* **What the exercise asks**
Gather every line holding the string "Records".

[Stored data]
>>>
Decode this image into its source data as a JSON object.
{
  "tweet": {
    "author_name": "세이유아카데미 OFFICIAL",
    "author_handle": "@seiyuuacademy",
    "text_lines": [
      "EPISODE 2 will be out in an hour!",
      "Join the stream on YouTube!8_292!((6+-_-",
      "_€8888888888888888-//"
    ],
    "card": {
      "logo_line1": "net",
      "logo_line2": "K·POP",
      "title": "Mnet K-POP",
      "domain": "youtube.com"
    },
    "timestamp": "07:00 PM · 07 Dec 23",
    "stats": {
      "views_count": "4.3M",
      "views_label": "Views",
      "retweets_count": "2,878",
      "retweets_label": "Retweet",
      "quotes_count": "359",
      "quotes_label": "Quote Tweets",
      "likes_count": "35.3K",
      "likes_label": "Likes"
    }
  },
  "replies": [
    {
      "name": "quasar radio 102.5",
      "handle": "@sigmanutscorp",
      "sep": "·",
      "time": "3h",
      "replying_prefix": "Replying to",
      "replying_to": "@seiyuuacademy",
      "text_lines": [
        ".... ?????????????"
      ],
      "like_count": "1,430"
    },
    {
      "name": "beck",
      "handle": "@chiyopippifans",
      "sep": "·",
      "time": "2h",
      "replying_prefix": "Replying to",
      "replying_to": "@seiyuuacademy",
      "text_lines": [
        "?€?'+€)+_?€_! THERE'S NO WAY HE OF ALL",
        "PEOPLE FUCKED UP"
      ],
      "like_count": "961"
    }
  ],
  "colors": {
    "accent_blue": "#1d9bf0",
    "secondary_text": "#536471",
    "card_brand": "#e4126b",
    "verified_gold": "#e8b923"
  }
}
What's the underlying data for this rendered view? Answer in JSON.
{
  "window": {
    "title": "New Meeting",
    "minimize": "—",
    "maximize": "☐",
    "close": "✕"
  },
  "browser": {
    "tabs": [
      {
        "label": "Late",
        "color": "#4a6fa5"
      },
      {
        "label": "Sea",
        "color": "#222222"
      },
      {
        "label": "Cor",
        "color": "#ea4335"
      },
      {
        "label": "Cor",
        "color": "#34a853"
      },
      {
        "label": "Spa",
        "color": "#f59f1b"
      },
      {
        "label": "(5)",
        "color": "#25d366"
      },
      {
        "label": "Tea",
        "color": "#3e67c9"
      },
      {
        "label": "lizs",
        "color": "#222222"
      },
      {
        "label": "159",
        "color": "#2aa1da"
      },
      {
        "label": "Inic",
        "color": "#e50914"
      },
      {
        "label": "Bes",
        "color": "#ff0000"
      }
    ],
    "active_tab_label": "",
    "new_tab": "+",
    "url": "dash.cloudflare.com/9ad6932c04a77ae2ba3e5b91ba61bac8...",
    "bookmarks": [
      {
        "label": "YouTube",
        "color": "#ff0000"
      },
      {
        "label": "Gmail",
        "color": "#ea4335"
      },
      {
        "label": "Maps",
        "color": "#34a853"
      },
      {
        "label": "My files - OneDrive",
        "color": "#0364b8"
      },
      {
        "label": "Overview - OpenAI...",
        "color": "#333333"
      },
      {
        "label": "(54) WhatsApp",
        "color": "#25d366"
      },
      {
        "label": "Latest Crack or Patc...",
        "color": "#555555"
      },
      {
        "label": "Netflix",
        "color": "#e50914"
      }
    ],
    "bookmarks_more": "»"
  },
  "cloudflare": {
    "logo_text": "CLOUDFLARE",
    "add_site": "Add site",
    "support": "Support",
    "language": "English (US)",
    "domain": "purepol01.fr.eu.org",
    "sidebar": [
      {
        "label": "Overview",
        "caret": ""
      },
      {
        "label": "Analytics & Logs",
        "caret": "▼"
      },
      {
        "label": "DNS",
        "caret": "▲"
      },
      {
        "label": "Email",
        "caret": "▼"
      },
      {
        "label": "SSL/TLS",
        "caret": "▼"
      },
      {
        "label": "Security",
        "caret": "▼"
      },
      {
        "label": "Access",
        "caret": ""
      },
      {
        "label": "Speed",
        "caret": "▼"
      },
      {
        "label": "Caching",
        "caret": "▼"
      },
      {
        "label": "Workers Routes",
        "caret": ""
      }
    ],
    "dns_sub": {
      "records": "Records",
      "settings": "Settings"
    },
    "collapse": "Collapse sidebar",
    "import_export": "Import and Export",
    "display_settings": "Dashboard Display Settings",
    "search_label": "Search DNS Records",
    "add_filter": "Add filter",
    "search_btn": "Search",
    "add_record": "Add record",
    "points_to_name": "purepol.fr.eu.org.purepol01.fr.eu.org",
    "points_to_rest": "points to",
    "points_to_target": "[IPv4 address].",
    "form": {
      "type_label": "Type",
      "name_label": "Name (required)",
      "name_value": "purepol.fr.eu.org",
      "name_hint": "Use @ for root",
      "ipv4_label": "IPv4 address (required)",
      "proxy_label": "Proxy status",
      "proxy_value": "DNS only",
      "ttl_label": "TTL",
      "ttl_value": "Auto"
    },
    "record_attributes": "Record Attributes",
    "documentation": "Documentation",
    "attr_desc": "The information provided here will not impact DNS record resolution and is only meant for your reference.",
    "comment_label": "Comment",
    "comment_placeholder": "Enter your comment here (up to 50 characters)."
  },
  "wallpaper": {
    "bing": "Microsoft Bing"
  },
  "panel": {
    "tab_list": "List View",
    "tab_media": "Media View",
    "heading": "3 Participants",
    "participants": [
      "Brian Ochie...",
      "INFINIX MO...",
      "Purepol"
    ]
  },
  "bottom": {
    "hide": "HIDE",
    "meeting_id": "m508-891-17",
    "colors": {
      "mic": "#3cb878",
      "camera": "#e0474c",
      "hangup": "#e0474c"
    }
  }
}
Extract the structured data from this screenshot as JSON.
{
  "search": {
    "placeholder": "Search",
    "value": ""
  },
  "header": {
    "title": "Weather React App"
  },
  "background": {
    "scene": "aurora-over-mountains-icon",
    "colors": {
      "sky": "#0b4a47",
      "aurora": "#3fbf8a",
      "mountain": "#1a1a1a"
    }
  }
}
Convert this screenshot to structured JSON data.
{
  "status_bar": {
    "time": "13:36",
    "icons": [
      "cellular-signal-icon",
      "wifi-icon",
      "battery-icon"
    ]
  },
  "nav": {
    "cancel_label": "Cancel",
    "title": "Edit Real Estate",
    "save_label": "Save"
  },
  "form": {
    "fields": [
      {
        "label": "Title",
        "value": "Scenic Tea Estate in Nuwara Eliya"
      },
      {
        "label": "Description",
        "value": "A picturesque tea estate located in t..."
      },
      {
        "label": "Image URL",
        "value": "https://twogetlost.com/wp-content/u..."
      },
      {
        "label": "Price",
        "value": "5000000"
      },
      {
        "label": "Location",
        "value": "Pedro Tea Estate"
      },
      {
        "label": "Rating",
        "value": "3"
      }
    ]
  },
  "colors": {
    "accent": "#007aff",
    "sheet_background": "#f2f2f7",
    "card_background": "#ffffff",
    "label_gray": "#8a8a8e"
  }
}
<<<
* **Solved exercise**
      "records": "Records",
    "search_label": "Search DNS Records",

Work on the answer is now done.